━━━━━ INPUT MATERIAL

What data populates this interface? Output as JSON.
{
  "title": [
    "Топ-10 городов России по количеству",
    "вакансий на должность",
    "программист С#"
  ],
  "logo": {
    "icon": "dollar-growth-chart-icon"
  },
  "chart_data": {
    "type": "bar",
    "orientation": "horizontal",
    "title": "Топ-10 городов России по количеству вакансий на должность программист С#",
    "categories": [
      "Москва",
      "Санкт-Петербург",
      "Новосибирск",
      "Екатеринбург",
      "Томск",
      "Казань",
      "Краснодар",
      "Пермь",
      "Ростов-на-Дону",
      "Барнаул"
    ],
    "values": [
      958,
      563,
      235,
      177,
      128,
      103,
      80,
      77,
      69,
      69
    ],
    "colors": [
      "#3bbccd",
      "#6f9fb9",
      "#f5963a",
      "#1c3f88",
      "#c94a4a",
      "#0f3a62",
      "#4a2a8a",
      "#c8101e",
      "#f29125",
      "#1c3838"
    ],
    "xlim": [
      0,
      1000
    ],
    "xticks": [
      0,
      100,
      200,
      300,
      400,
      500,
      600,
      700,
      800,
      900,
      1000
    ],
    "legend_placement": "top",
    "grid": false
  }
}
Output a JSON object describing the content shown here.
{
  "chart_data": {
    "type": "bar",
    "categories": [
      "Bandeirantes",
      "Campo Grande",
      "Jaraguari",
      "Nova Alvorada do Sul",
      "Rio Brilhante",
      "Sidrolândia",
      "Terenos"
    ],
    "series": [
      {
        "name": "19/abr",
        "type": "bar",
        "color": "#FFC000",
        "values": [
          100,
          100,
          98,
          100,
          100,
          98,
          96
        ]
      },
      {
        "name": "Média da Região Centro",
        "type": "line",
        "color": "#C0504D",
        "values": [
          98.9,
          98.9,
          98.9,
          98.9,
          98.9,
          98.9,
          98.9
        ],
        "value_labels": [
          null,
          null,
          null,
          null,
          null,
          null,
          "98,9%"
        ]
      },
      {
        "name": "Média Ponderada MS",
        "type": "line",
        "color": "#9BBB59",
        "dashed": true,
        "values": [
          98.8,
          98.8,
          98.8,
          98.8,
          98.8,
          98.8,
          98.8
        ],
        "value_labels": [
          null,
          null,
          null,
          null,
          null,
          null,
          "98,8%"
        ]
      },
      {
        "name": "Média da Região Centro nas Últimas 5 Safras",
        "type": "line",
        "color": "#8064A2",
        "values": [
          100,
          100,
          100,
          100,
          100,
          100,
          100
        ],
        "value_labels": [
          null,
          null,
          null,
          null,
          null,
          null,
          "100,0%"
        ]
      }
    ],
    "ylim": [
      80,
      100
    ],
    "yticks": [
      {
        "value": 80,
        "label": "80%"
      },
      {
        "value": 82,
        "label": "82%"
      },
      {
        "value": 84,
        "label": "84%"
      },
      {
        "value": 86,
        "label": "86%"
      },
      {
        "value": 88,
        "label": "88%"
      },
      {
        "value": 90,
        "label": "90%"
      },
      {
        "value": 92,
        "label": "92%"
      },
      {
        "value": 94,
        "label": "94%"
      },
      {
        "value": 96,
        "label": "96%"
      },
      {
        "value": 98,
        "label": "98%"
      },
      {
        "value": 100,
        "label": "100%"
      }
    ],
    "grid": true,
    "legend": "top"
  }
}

━━━━━━━━━━

- GIVEN EXERCISE -
List every line in the records above that contains the word "вакансий".

- FINISHED TASK -
    "вакансий на должность",
    "title": "Топ-10 городов России по количеству вакансий на должность программист С#",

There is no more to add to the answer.